== What you should do ==
Each entry here needs to be set down again exactly, please; pictures are left out.

━━━━━ Dataset rows

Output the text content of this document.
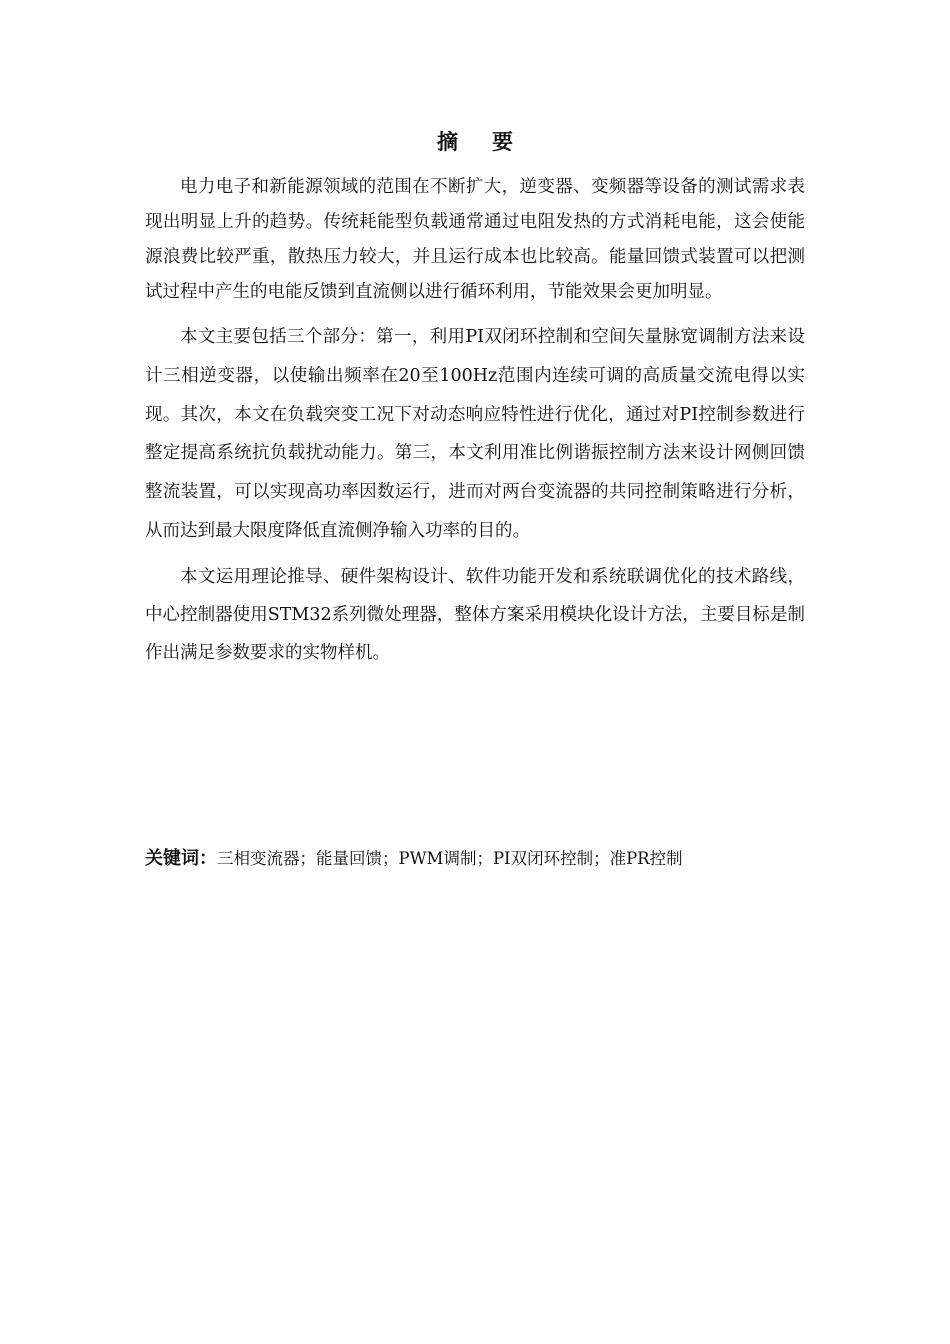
摘要

电力电子和新能源领域的范围在不断扩大，逆变器、变频器等设备的测试需求表现出明显上升的趋势。传统耗能型负载通常通过电阻发热的方式消耗电能，这会使能源浪费比较严重，散热压力较大，并且运行成本也比较高。能量回馈式装置可以把测试过程中产生的电能反馈到直流侧以进行循环利用，节能效果会更加明显。

本文主要包括三个部分：第一，利用PI双闭环控制和空间矢量脉宽调制方法来设计三相逆变器，以使输出频率在20至100Hz范围内连续可调的高质量交流电得以实现。其次，本文在负载突变工况下对动态响应特性进行优化，通过对PI控制参数进行整定提高系统抗负载扰动能力。第三，本文利用准比例谐振控制方法来设计网侧回馈整流装置，可以实现高功率因数运行，进而对两台变流器的共同控制策略进行分析，从而达到最大限度降低直流侧净输入功率的目的。

本文运用理论推导、硬件架构设计、软件功能开发和系统联调优化的技术路线，中心控制器使用STM32系列微处理器，整体方案采用模块化设计方法，主要目标是制作出满足参数要求的实物样机。

关键词：三相变流器；能量回馈；PWM调制；PI双闭环控制；准PR控制
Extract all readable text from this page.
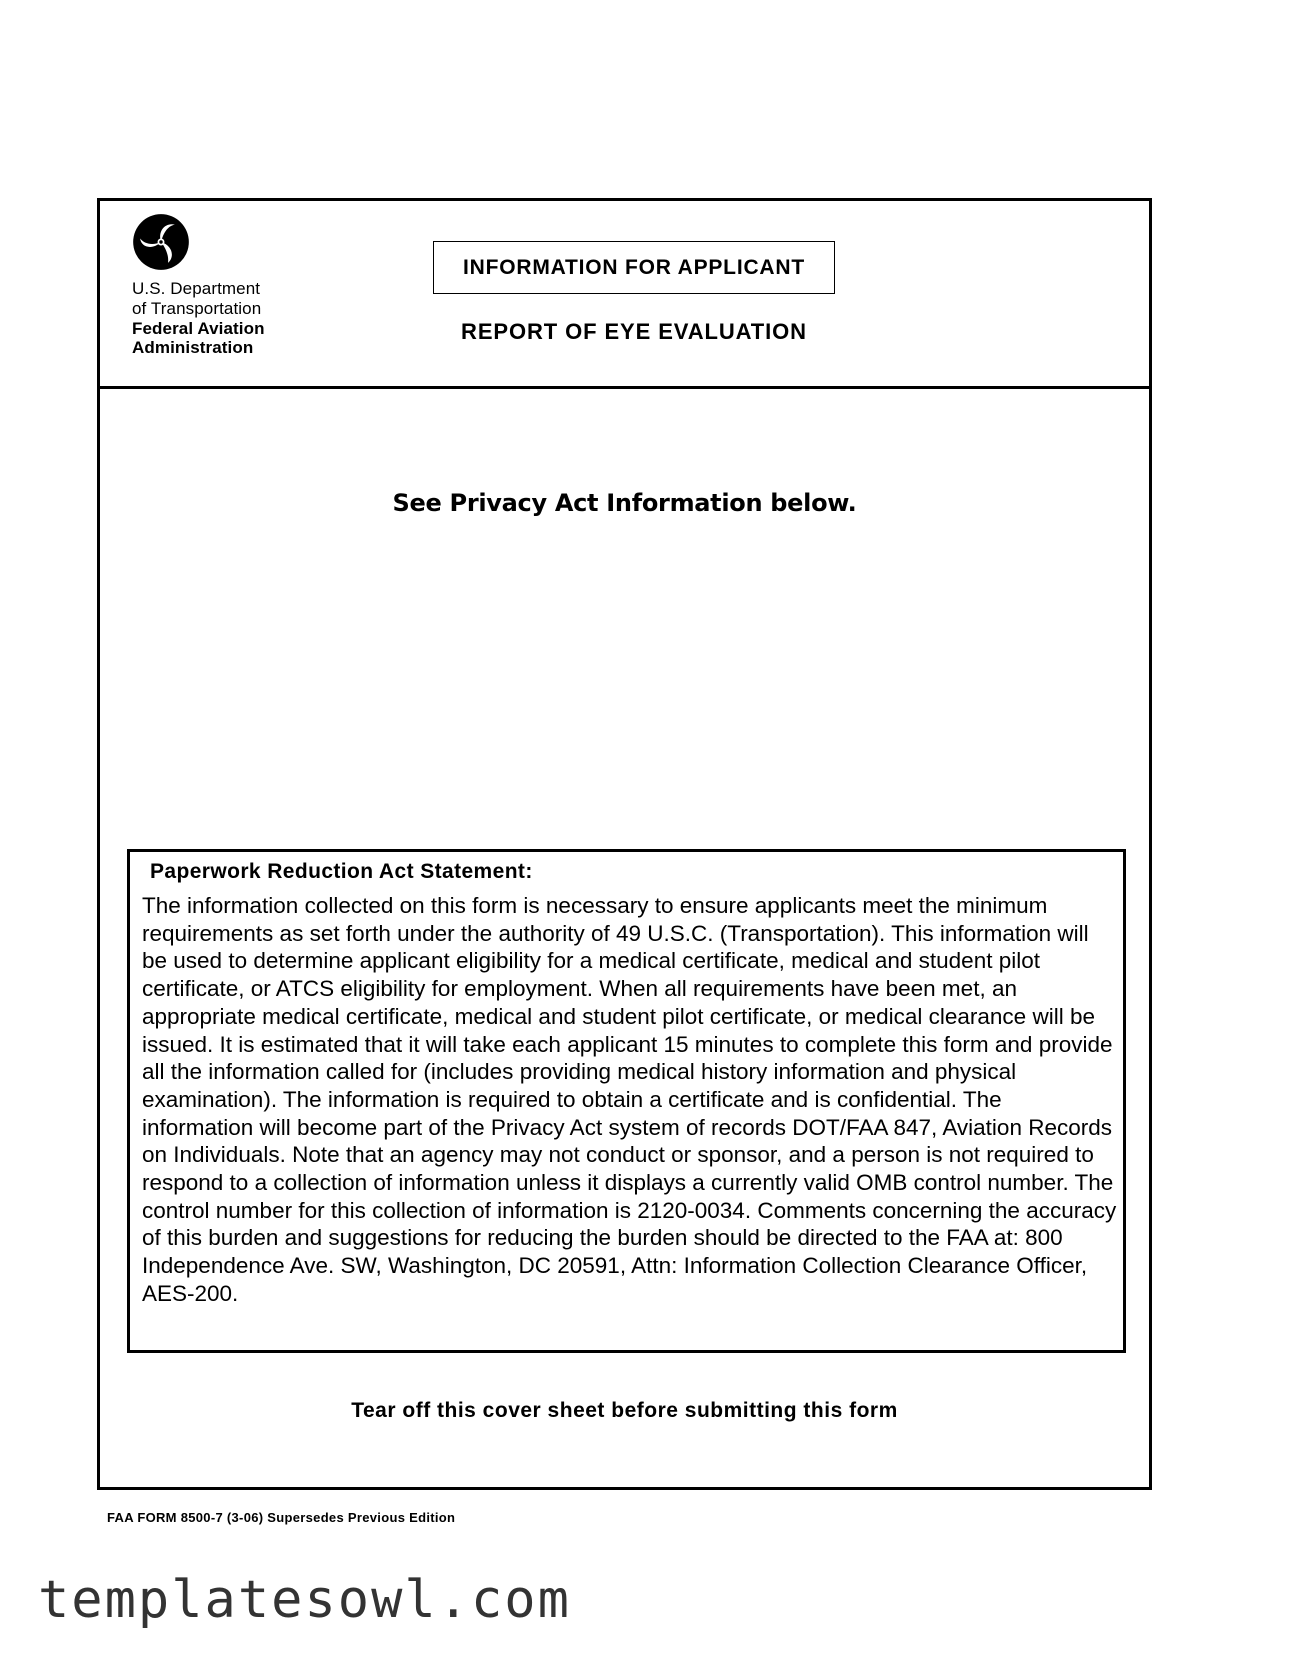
U.S. Department
of Transportation
Federal Aviation
Administration
INFORMATION FOR APPLICANT
REPORT OF EYE EVALUATION
See Privacy Act Information below.
Paperwork Reduction Act Statement:
The information collected on this form is necessary to ensure applicants meet the minimum requirements as set forth under the authority of 49 U.S.C. (Transportation). This information will be used to determine applicant eligibility for a medical certificate, medical and student pilot certificate, or ATCS eligibility for employment. When all requirements have been met, an appropriate medical certificate, medical and student pilot certificate, or medical clearance will be issued. It is estimated that it will take each applicant 15 minutes to complete this form and provide all the information called for (includes providing medical history information and physical examination). The information is required to obtain a certificate and is confidential. The information will become part of the Privacy Act system of records DOT/FAA 847, Aviation Records on Individuals. Note that an agency may not conduct or sponsor, and a person is not required to respond to a collection of information unless it displays a currently valid OMB control number. The control number for this collection of information is 2120-0034. Comments concerning the accuracy of this burden and suggestions for reducing the burden should be directed to the FAA at: 800 Independence Ave. SW, Washington, DC 20591, Attn: Information Collection Clearance Officer, AES-200.
Tear off this cover sheet before submitting this form
FAA FORM 8500-7 (3-06) Supersedes Previous Edition
templatesowl.com
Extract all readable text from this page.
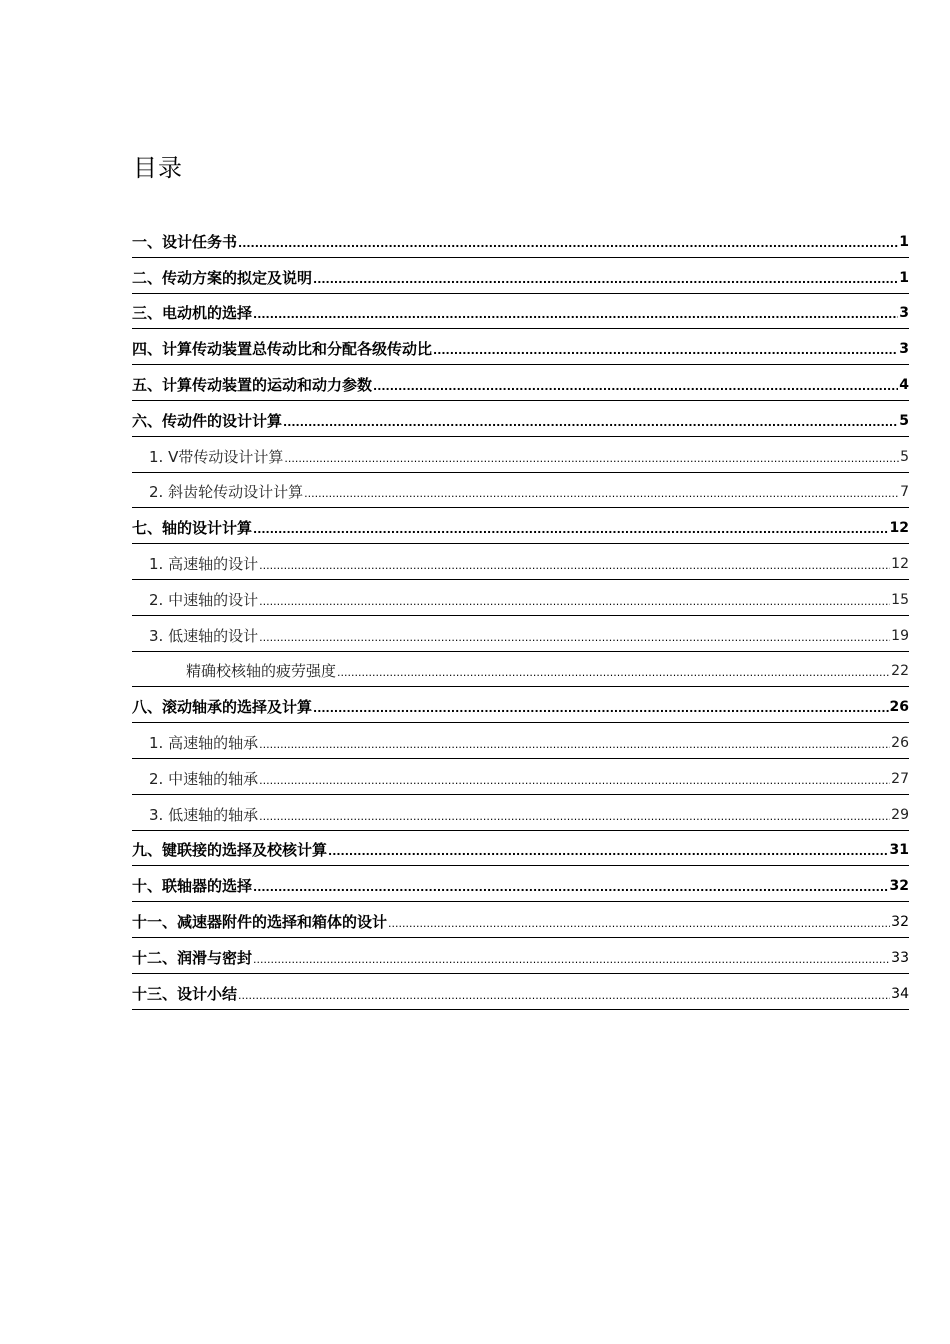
目录
一、设计任务书 .....	1
二、传动方案的拟定及说明 .....	1
三、电动机的选择 .....	3
四、计算传动装置总传动比和分配各级传动比 .....	3
五、计算传动装置的运动和动力参数 .....	4
六、传动件的设计计算 .....	5
1. V带传动设计计算 .....	5
2. 斜齿轮传动设计计算 .....	7
七、轴的设计计算 .....	12
1. 高速轴的设计 .....	12
2. 中速轴的设计 .....	15
3. 低速轴的设计 .....	19
精确校核轴的疲劳强度 .....	22
八、滚动轴承的选择及计算 .....	26
1. 高速轴的轴承 .....	26
2. 中速轴的轴承 .....	27
3. 低速轴的轴承 .....	29
九、键联接的选择及校核计算 .....	31
十、联轴器的选择 .....	32
十一、减速器附件的选择和箱体的设计 .....	32
十二、润滑与密封 .....	33
十三、设计小结 .....	34
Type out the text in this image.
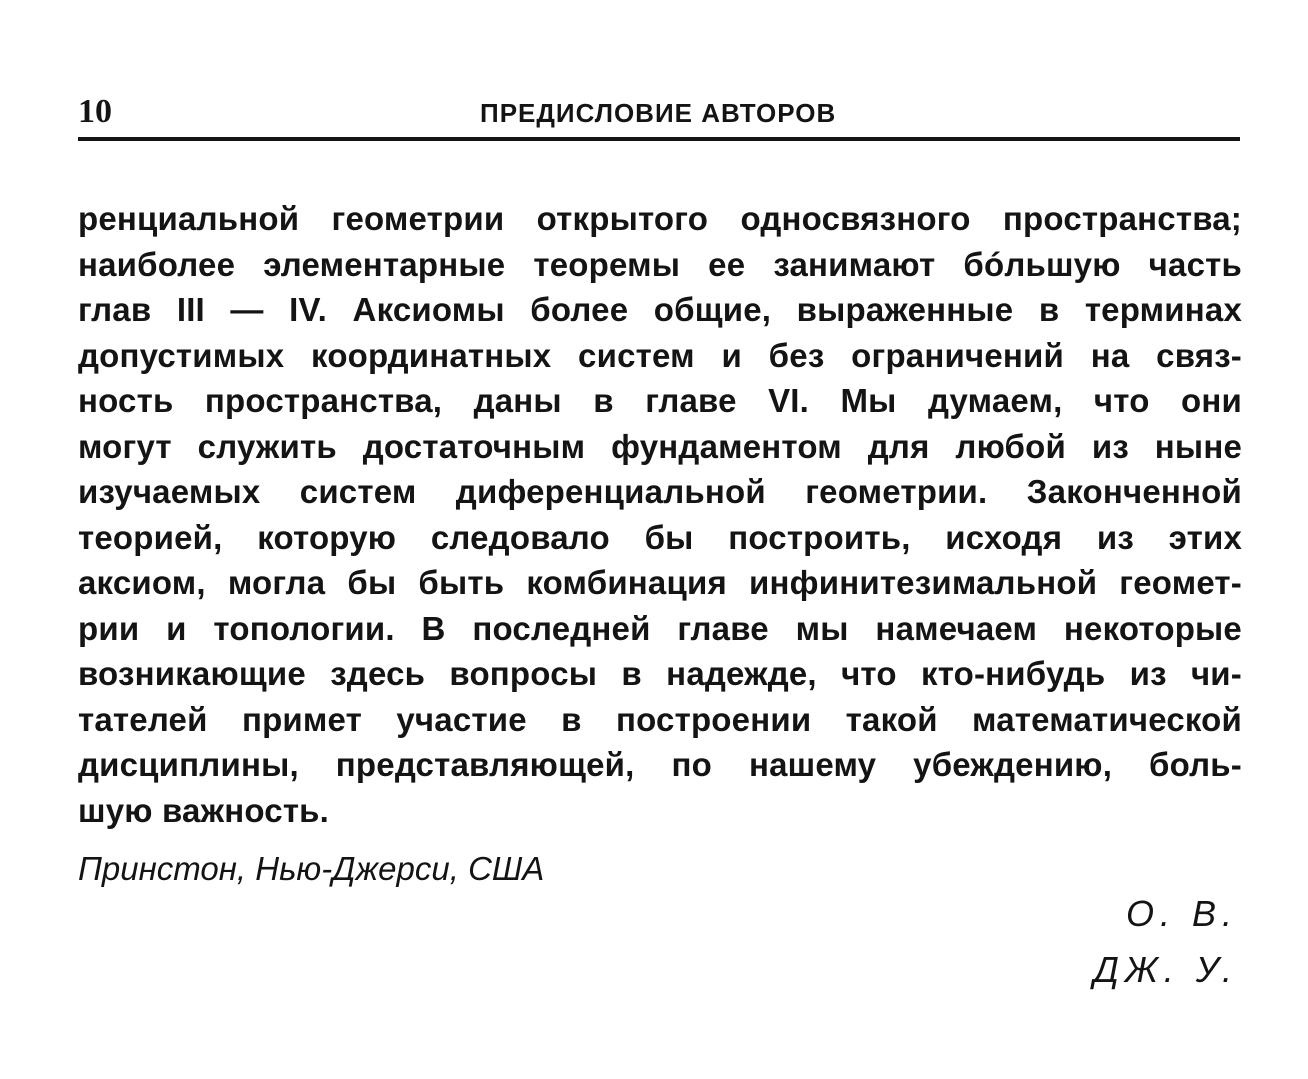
10	ПРЕДИСЛОВИЕ АВТОРОВ
ренциальной геометрии открытого односвязного пространства;
наиболее элементарные теоремы ее занимают бóльшую часть
глав III — IV. Аксиомы более общие, выраженные в терминах
допустимых координатных систем и без ограничений на связ-
ность пространства, даны в главе VI. Мы думаем, что они
могут служить достаточным фундаментом для любой из ныне
изучаемых систем диференциальной геометрии. Законченной
теорией, которую следовало бы построить, исходя из этих
аксиом, могла бы быть комбинация инфинитезимальной геомет-
рии и топологии. В последней главе мы намечаем некоторые
возникающие здесь вопросы в надежде, что кто-нибудь из чи-
тателей примет участие в построении такой математической
дисциплины, представляющей, по нашему убеждению, боль-
шую важность.
Принстон, Нью-Джерси, США
О. В.
ДЖ. У.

━━━━━━━━━━

== Task response ==
Output the text content of this document.
摘要

电力电子和新能源领域的范围在不断扩大，逆变器、变频器等设备的测试需求表现出明显上升的趋势。传统耗能型负载通常通过电阻发热的方式消耗电能，这会使能源浪费比较严重，散热压力较大，并且运行成本也比较高。能量回馈式装置可以把测试过程中产生的电能反馈到直流侧以进行循环利用，节能效果会更加明显。

本文主要包括三个部分：第一，利用PI双闭环控制和空间矢量脉宽调制方法来设计三相逆变器，以使输出频率在20至100Hz范围内连续可调的高质量交流电得以实现。其次，本文在负载突变工况下对动态响应特性进行优化，通过对PI控制参数进行整定提高系统抗负载扰动能力。第三，本文利用准比例谐振控制方法来设计网侧回馈整流装置，可以实现高功率因数运行，进而对两台变流器的共同控制策略进行分析，从而达到最大限度降低直流侧净输入功率的目的。

本文运用理论推导、硬件架构设计、软件功能开发和系统联调优化的技术路线，中心控制器使用STM32系列微处理器，整体方案采用模块化设计方法，主要目标是制作出满足参数要求的实物样机。

关键词：三相变流器；能量回馈；PWM调制；PI双闭环控制；准PR控制
Extract all readable text from this page.
U.S. Department
of Transportation
Federal Aviation
Administration
INFORMATION FOR APPLICANT
REPORT OF EYE EVALUATION
See Privacy Act Information below.
Paperwork Reduction Act Statement:
The information collected on this form is necessary to ensure applicants meet the minimum requirements as set forth under the authority of 49 U.S.C. (Transportation). This information will be used to determine applicant eligibility for a medical certificate, medical and student pilot certificate, or ATCS eligibility for employment. When all requirements have been met, an appropriate medical certificate, medical and student pilot certificate, or medical clearance will be issued. It is estimated that it will take each applicant 15 minutes to complete this form and provide all the information called for (includes providing medical history information and physical examination). The information is required to obtain a certificate and is confidential. The information will become part of the Privacy Act system of records DOT/FAA 847, Aviation Records on Individuals. Note that an agency may not conduct or sponsor, and a person is not required to respond to a collection of information unless it displays a currently valid OMB control number. The control number for this collection of information is 2120-0034. Comments concerning the accuracy of this burden and suggestions for reducing the burden should be directed to the FAA at: 800 Independence Ave. SW, Washington, DC 20591, Attn: Information Collection Clearance Officer, AES-200.
Tear off this cover sheet before submitting this form
FAA FORM 8500-7 (3-06) Supersedes Previous Edition
templatesowl.com
Extract all readable text from this page.
目录
一、设计任务书 .....	1
二、传动方案的拟定及说明 .....	1
三、电动机的选择 .....	3
四、计算传动装置总传动比和分配各级传动比 .....	3
五、计算传动装置的运动和动力参数 .....	4
六、传动件的设计计算 .....	5
1. V带传动设计计算 .....	5
2. 斜齿轮传动设计计算 .....	7
七、轴的设计计算 .....	12
1. 高速轴的设计 .....	12
2. 中速轴的设计 .....	15
3. 低速轴的设计 .....	19
精确校核轴的疲劳强度 .....	22
八、滚动轴承的选择及计算 .....	26
1. 高速轴的轴承 .....	26
2. 中速轴的轴承 .....	27
3. 低速轴的轴承 .....	29
九、键联接的选择及校核计算 .....	31
十、联轴器的选择 .....	32
十一、减速器附件的选择和箱体的设计 .....	32
十二、润滑与密封 .....	33
十三、设计小结 .....	34
Type out the text in this image.
10	ПРЕДИСЛОВИЕ АВТОРОВ
ренциальной геометрии открытого односвязного пространства;
наиболее элементарные теоремы ее занимают бóльшую часть
глав III — IV. Аксиомы более общие, выраженные в терминах
допустимых координатных систем и без ограничений на связ-
ность пространства, даны в главе VI. Мы думаем, что они
могут служить достаточным фундаментом для любой из ныне
изучаемых систем диференциальной геометрии. Законченной
теорией, которую следовало бы построить, исходя из этих
аксиом, могла бы быть комбинация инфинитезимальной геомет-
рии и топологии. В последней главе мы намечаем некоторые
возникающие здесь вопросы в надежде, что кто-нибудь из чи-
тателей примет участие в построении такой математической
дисциплины, представляющей, по нашему убеждению, боль-
шую важность.
Принстон, Нью-Джерси, США
О. В.
ДЖ. У.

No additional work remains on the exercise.